— Begin EXERCISE INPUT —
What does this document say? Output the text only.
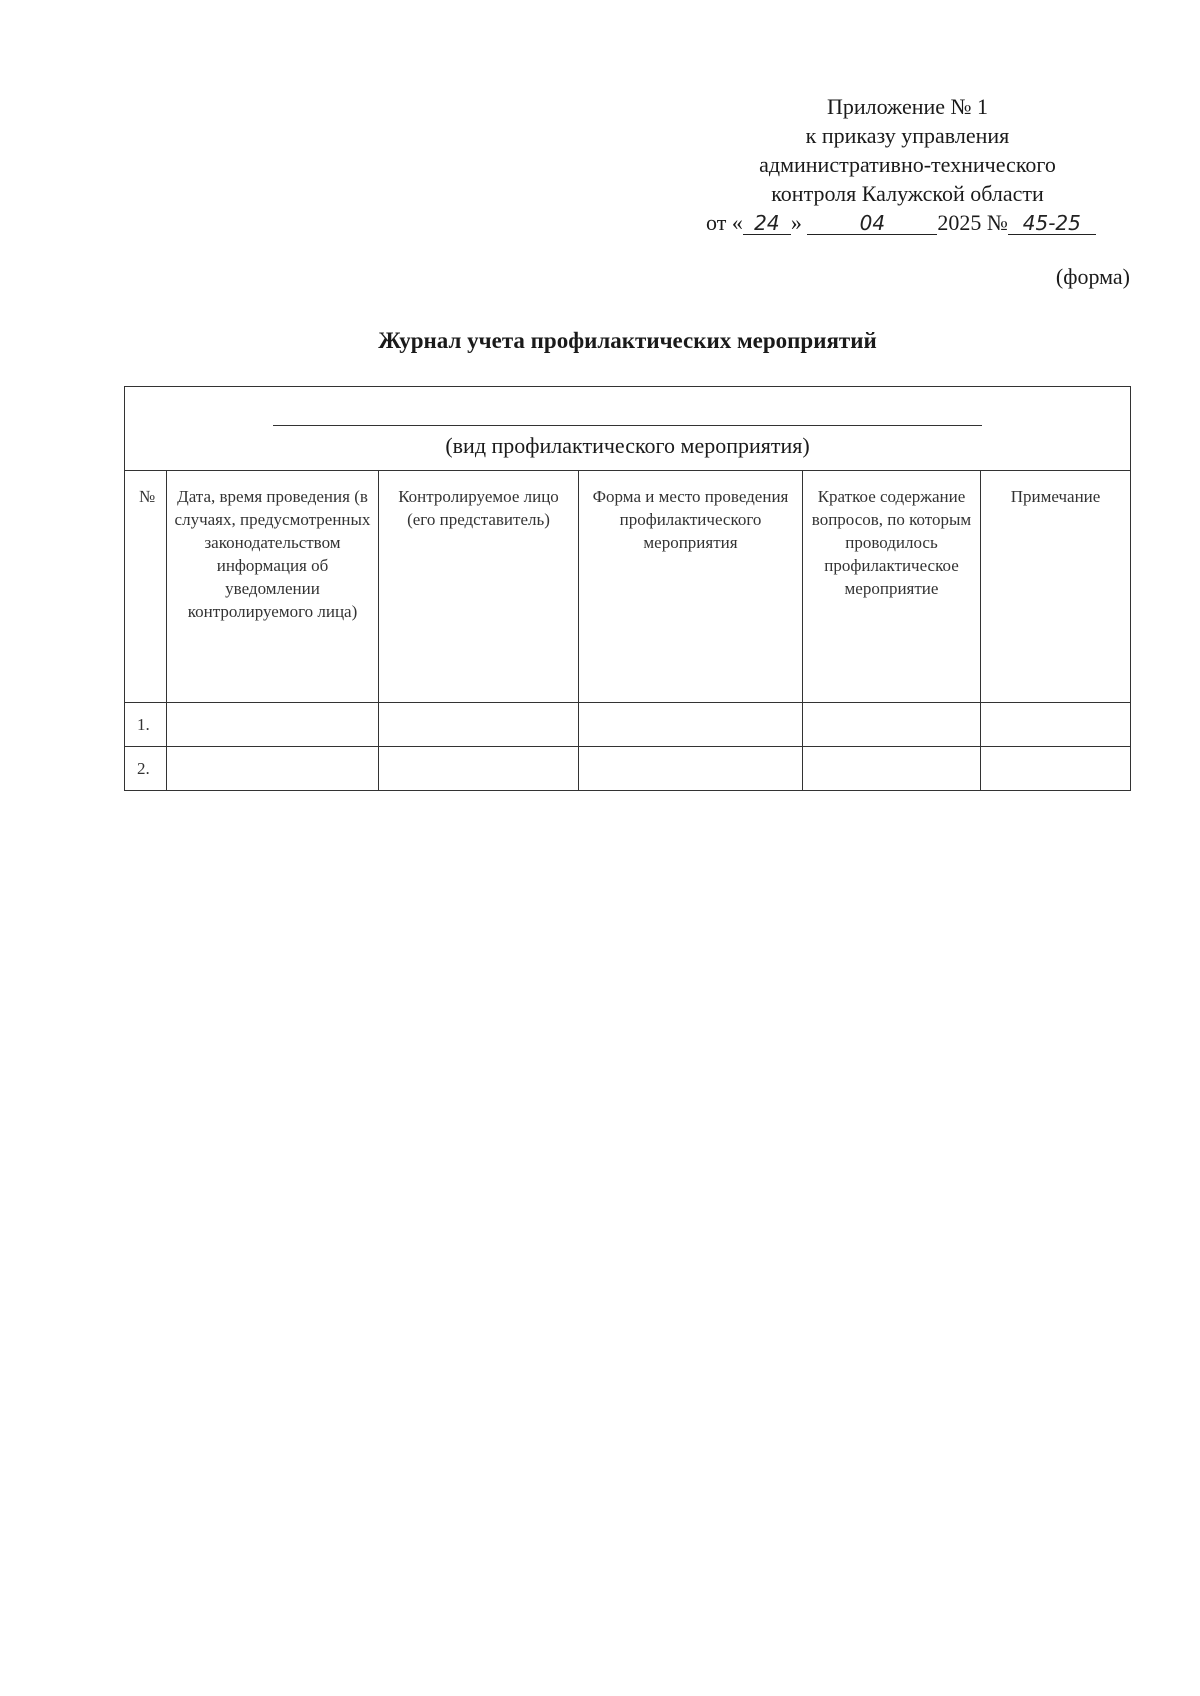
Приложение № 1
к приказу управления
административно-технического
контроля Калужской области
от « 24 »	04 2025 № 45-25
(форма)
Журнал учета профилактических мероприятий
(вид профилактического мероприятия)					

№	Дата, время проведения (в случаях, предусмотренных законодательством информация об уведомлении контролируемого лица)	Контролируемое лицо (его представитель)	Форма и место проведения профилактического мероприятия	Краткое содержание вопросов, по которым проводилось профилактическое мероприятие	Примечание
1.					
2.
— End EXERCISE INPUT —
WHAT YOU HAVE TO DO: Restate the listing above word for word, and skip the pictures.

ANSWER FOR THE TASK:
What does this document say? Output the text only.
Приложение № 1
к приказу управления
административно-технического
контроля Калужской области
от « 24 »	04 2025 № 45-25
(форма)
Журнал учета профилактических мероприятий
(вид профилактического мероприятия)					

№	Дата, время проведения (в случаях, предусмотренных законодательством информация об уведомлении контролируемого лица)	Контролируемое лицо (его представитель)	Форма и место проведения профилактического мероприятия	Краткое содержание вопросов, по которым проводилось профилактическое мероприятие	Примечание
1.					
2.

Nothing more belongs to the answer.